<<<<

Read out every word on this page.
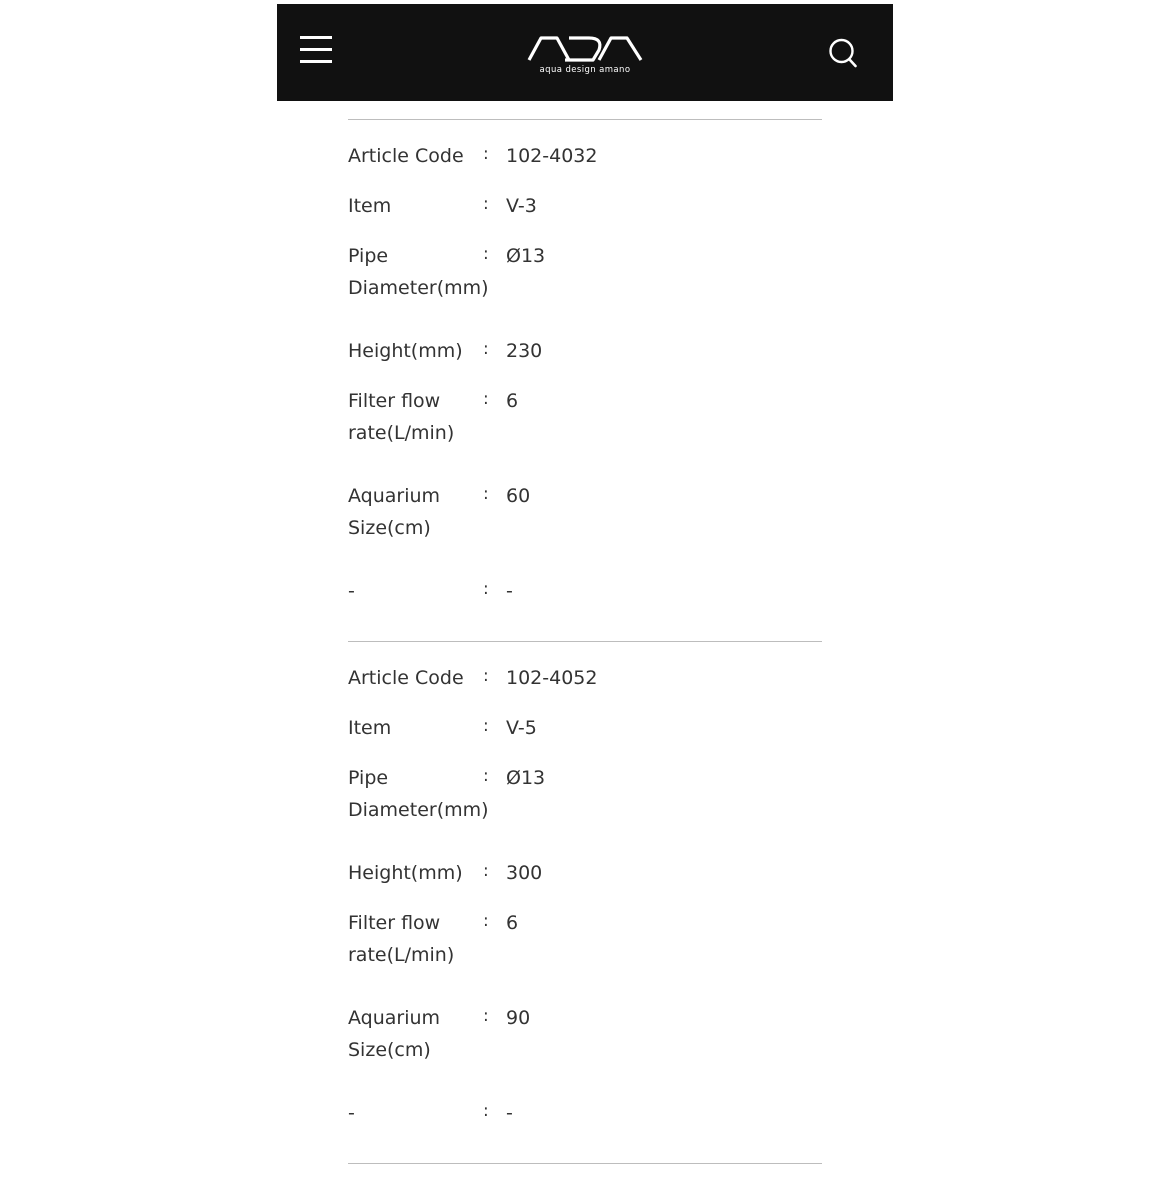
aqua design amano
Article Code	: 102-4032
Item	: V-3
Pipe Diameter(mm)
: Ø13
Height(mm)	: 230
Filter flow rate(L/min)
: 6
Aquarium Size(cm)
: 60
-	: -
Article Code	: 102-4052
Item	: V-5
Pipe Diameter(mm)
: Ø13
Height(mm)	: 300
Filter flow rate(L/min)
: 6
Aquarium Size(cm)
: 90
-	: -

>>>>

> **GIVEN PROBLEM**: Write out all the entries exactly, except for the pictures.

> **WRITTEN REPLY**:
Read out every word on this page.
aqua design amano
Article Code	: 102-4032
Item	: V-3
Pipe Diameter(mm)
: Ø13
Height(mm)	: 230
Filter flow rate(L/min)
: 6
Aquarium Size(cm)
: 60
-	: -
Article Code	: 102-4052
Item	: V-5
Pipe Diameter(mm)
: Ø13
Height(mm)	: 300
Filter flow rate(L/min)
: 6
Aquarium Size(cm)
: 90
-	: -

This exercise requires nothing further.